Material provided:
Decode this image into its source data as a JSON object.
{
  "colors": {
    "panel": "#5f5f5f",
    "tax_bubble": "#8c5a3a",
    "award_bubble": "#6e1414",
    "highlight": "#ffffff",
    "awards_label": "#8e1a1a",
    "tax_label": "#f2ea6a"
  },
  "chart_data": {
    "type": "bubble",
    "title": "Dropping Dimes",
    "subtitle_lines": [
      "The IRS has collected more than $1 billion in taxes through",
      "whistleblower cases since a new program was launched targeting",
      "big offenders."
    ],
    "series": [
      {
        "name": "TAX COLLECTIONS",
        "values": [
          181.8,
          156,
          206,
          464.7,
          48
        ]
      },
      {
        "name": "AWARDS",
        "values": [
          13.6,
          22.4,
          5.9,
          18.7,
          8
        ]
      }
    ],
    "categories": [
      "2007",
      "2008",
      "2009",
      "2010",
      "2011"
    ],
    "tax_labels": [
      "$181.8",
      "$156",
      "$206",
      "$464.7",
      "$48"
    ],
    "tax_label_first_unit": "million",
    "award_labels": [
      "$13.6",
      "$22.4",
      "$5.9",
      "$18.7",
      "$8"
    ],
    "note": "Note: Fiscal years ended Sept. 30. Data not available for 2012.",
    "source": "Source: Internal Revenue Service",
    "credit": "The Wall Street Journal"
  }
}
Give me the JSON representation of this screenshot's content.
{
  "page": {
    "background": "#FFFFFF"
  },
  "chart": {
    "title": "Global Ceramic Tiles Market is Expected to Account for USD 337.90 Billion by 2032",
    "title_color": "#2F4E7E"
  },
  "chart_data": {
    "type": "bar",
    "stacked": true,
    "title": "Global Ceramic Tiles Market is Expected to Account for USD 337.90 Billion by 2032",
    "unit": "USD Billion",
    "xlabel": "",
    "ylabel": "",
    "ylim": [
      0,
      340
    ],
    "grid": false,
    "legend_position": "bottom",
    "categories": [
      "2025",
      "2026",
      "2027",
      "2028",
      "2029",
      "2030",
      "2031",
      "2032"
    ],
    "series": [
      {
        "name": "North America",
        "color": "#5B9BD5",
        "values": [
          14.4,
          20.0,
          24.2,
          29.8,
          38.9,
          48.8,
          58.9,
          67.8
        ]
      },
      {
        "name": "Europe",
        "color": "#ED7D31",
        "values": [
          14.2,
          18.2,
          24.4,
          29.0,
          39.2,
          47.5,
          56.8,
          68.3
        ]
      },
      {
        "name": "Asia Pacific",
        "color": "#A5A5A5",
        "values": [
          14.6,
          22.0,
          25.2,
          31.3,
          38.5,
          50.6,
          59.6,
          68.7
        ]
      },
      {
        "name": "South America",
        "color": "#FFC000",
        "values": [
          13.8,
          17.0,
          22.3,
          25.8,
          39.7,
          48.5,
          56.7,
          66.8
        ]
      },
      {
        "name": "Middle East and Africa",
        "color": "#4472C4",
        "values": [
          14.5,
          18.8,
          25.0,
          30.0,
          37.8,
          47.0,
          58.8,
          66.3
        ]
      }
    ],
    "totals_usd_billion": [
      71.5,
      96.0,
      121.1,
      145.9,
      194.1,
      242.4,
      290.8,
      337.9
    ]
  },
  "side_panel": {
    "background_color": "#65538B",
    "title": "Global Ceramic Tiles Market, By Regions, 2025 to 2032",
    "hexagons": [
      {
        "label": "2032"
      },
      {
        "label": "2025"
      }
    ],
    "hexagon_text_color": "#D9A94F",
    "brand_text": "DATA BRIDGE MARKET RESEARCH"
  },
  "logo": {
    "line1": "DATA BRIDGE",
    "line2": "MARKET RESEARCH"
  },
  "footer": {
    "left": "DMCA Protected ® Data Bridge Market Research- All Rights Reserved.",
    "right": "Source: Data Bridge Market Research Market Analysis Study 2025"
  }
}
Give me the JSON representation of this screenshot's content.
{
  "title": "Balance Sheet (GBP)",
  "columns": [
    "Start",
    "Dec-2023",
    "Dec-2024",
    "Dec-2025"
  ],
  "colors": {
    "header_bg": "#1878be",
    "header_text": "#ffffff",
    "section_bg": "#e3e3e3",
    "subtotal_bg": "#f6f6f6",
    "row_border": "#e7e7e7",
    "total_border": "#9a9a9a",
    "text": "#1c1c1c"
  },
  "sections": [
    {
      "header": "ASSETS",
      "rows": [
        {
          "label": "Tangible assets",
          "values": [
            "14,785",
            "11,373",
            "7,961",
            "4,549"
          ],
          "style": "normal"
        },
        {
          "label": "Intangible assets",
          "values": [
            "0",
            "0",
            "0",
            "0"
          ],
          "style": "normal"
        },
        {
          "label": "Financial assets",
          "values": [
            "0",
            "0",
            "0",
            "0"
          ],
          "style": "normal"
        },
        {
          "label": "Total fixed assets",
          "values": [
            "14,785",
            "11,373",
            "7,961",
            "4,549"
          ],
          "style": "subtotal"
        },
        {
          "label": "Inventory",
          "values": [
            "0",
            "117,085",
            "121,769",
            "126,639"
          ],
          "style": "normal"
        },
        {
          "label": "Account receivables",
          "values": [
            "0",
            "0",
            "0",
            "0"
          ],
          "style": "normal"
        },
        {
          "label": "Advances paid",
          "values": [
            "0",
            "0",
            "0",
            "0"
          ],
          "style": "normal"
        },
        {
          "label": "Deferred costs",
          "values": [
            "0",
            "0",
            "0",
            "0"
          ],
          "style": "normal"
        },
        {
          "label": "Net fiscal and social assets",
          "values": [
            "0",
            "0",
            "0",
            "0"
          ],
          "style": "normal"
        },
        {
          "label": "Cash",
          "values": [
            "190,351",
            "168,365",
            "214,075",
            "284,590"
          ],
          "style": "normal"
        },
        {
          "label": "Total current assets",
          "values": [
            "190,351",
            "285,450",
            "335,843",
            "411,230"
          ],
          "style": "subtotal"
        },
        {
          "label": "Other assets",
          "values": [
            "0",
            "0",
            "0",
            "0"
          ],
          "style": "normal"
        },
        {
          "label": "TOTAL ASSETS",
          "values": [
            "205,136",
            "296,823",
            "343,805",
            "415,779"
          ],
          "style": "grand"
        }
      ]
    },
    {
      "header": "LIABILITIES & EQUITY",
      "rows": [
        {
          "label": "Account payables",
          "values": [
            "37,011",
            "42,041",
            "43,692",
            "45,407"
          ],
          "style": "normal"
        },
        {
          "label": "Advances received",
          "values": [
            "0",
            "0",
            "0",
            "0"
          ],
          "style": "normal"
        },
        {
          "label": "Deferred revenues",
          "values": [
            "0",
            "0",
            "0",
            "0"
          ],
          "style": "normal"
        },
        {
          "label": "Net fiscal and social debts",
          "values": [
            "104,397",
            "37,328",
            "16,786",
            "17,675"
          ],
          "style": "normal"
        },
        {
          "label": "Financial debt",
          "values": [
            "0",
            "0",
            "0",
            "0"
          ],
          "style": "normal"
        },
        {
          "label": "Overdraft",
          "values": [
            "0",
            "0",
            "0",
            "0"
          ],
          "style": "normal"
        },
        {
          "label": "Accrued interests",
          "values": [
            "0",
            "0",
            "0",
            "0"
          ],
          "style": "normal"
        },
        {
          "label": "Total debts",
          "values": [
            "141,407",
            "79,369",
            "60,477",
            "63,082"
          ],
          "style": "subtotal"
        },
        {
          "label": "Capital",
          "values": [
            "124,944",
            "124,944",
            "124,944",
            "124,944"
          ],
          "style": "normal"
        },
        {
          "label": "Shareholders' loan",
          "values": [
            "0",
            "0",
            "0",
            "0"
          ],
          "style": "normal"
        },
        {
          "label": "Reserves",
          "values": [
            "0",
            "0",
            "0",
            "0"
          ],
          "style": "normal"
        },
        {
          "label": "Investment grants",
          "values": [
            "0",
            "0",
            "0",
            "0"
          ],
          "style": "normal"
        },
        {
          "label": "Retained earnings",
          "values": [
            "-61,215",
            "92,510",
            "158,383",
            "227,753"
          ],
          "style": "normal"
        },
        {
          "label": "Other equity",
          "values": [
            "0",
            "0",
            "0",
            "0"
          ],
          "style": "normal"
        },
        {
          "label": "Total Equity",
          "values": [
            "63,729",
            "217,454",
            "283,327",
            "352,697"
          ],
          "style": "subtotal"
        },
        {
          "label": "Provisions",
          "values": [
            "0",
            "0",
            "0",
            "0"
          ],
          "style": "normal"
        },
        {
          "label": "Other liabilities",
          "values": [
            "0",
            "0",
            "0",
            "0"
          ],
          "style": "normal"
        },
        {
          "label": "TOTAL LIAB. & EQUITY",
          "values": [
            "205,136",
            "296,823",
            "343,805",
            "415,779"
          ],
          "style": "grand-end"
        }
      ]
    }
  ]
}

Goal: Tally the lines above that contain the word "social", and reply with only the number.

Response for this exercise: 2